- Exercise goal
Pull every line that holds the word "프로세스" from the entries.
---
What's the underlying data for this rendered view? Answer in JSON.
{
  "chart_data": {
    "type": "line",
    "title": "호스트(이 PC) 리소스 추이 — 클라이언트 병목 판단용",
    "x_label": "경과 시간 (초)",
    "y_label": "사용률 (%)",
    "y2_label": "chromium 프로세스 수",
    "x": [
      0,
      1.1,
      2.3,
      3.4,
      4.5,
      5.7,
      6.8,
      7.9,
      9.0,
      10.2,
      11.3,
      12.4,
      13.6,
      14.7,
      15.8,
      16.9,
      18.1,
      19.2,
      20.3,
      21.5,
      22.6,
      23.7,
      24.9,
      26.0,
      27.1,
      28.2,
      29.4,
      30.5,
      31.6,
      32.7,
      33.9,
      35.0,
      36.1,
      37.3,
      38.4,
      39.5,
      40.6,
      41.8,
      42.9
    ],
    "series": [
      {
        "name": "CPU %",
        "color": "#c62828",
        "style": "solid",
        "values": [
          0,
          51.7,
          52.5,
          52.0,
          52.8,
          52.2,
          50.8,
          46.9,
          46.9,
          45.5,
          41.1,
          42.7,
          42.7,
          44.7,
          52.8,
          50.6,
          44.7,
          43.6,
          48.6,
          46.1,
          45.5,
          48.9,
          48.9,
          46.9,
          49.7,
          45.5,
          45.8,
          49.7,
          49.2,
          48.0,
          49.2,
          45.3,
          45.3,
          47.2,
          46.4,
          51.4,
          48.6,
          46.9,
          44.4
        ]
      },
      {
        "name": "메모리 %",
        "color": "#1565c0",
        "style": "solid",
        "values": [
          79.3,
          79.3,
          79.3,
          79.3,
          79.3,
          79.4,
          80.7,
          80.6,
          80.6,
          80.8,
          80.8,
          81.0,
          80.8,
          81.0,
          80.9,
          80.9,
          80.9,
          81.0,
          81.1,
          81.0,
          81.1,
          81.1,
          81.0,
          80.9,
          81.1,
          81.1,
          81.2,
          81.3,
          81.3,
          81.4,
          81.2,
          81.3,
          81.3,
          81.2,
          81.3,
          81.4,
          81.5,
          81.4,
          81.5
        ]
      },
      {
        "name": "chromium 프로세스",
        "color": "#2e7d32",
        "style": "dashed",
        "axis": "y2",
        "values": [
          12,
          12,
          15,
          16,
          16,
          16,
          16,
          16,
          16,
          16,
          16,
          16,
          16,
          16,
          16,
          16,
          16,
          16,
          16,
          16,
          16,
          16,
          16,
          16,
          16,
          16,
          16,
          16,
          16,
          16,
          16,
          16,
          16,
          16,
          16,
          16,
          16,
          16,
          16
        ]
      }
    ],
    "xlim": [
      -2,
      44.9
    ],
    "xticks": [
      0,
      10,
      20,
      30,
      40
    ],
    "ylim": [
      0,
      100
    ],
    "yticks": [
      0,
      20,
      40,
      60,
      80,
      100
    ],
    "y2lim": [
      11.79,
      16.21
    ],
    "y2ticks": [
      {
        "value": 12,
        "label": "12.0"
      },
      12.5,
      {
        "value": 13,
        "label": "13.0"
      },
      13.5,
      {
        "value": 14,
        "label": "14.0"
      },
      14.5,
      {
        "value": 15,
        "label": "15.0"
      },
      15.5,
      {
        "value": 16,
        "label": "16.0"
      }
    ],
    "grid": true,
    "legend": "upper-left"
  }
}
---
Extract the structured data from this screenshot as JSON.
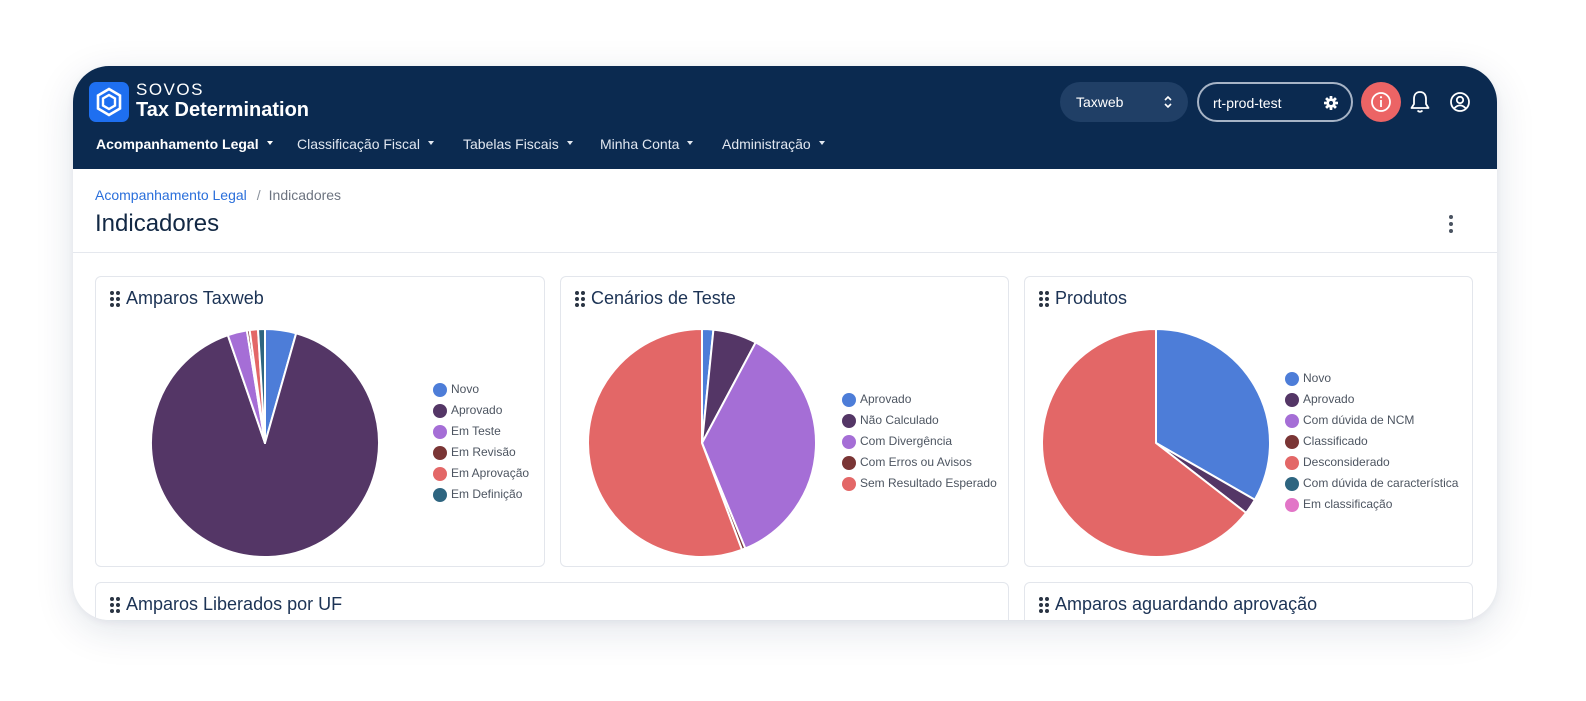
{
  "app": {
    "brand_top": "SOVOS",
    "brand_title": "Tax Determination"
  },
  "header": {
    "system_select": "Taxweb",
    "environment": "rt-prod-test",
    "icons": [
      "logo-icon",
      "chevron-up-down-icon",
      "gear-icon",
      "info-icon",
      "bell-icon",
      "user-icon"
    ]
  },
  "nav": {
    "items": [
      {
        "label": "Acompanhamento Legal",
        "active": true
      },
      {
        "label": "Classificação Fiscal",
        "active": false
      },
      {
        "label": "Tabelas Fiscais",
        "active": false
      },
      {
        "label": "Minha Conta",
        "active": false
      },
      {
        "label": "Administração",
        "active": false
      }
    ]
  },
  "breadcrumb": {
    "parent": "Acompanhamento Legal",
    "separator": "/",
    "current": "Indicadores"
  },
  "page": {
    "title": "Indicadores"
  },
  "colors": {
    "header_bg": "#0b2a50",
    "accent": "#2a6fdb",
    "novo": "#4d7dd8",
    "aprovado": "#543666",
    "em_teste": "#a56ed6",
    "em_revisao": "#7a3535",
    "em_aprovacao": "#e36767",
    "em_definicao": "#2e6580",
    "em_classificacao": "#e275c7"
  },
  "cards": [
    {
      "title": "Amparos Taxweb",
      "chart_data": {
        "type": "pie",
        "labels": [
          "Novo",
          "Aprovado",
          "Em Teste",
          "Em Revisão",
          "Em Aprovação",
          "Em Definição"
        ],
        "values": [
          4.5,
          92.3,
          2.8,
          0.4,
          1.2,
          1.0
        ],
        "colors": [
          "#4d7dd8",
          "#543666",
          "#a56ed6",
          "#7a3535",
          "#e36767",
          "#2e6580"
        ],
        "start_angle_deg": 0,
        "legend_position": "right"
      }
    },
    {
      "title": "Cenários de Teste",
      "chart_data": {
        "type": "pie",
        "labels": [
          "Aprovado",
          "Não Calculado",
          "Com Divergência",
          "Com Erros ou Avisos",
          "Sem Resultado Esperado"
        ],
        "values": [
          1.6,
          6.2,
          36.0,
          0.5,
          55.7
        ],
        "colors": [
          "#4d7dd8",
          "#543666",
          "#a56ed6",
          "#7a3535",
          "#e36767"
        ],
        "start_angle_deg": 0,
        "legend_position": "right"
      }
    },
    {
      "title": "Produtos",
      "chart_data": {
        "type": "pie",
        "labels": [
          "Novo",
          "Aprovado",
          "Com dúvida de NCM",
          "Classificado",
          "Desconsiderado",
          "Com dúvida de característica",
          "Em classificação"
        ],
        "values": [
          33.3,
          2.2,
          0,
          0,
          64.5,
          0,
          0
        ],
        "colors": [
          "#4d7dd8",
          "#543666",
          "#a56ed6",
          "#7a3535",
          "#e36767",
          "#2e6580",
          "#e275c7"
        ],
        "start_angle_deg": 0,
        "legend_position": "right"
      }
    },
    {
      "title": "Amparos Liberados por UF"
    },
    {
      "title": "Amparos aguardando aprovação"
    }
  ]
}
---
- Answer to this task
    "y2_label": "chromium 프로세스 수",
        "name": "chromium 프로세스",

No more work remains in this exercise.